:: GIVEN INFORMATION

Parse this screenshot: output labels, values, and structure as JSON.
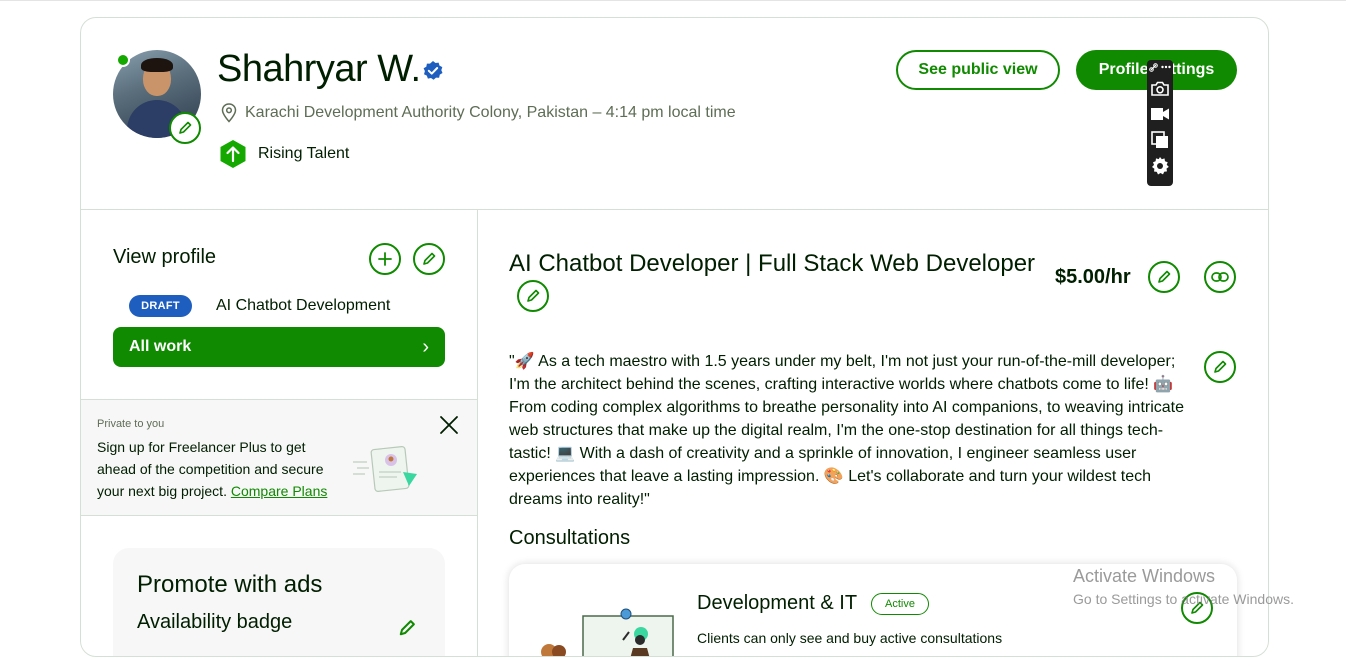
{
  "profile": {
    "name": "Shahryar W.",
    "location": "Karachi Development Authority Colony, Pakistan – 4:14 pm local time",
    "badge": "Rising Talent"
  },
  "header": {
    "public_view_label": "See public view",
    "settings_label": "Profile settings"
  },
  "sidebar": {
    "view_profile": "View profile",
    "draft_badge": "DRAFT",
    "draft_item": "AI Chatbot Development",
    "all_work": "All work",
    "all_work_chevron": "›"
  },
  "promo": {
    "small": "Private to you",
    "text": "Sign up for Freelancer Plus to get ahead of the competition and secure your next big project.",
    "link": "Compare Plans"
  },
  "ads": {
    "title": "Promote with ads",
    "subtitle": "Availability badge"
  },
  "main": {
    "title": "AI Chatbot Developer | Full Stack Web Developer",
    "rate": "$5.00/hr",
    "overview": "\"🚀 As a tech maestro with 1.5 years under my belt, I'm not just your run-of-the-mill developer; I'm the architect behind the scenes, crafting interactive worlds where chatbots come to life! 🤖 From coding complex algorithms to breathe personality into AI companions, to weaving intricate web structures that make up the digital realm, I'm the one-stop destination for all things tech-tastic! 💻 With a dash of creativity and a sprinkle of innovation, I engineer seamless user experiences that leave a lasting impression. 🎨 Let's collaborate and turn your wildest tech dreams into reality!\"",
    "consultations_title": "Consultations",
    "consultation": {
      "category": "Development & IT",
      "status": "Active",
      "description": "Clients can only see and buy active consultations"
    }
  },
  "watermark": {
    "line1": "Activate Windows",
    "line2": "Go to Settings to activate Windows."
  },
  "colors": {
    "brand_green": "#108a00",
    "draft_blue": "#1e5ebf",
    "verified_blue": "#1e5ebf",
    "text": "#001e00"
  },
  "icons": [
    "pencil-icon",
    "plus-icon",
    "link-icon",
    "map-pin-icon",
    "verified-icon",
    "arrow-up-icon",
    "close-icon",
    "camera-icon",
    "video-icon",
    "copy-icon",
    "gear-icon",
    "chevron-right-icon"
  ]
}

::::

→ TASK: Identify and copy all lines with the word "your".

→ WORKED ANSWER:
    "text": "Sign up for Freelancer Plus to get ahead of the competition and secure your next big project.",
    "overview": "\"🚀 As a tech maestro with 1.5 years under my belt, I'm not just your run-of-the-mill developer; I'm the architect behind the scenes, crafting interactive worlds where chatbots come to life! 🤖 From coding complex algorithms to breathe personality into AI companions, to weaving intricate web structures that make up the digital realm, I'm the one-stop destination for all things tech-tastic! 💻 With a dash of creativity and a sprinkle of innovation, I engineer seamless user experiences that leave a lasting impression. 🎨 Let's collaborate and turn your wildest tech dreams into reality!\"",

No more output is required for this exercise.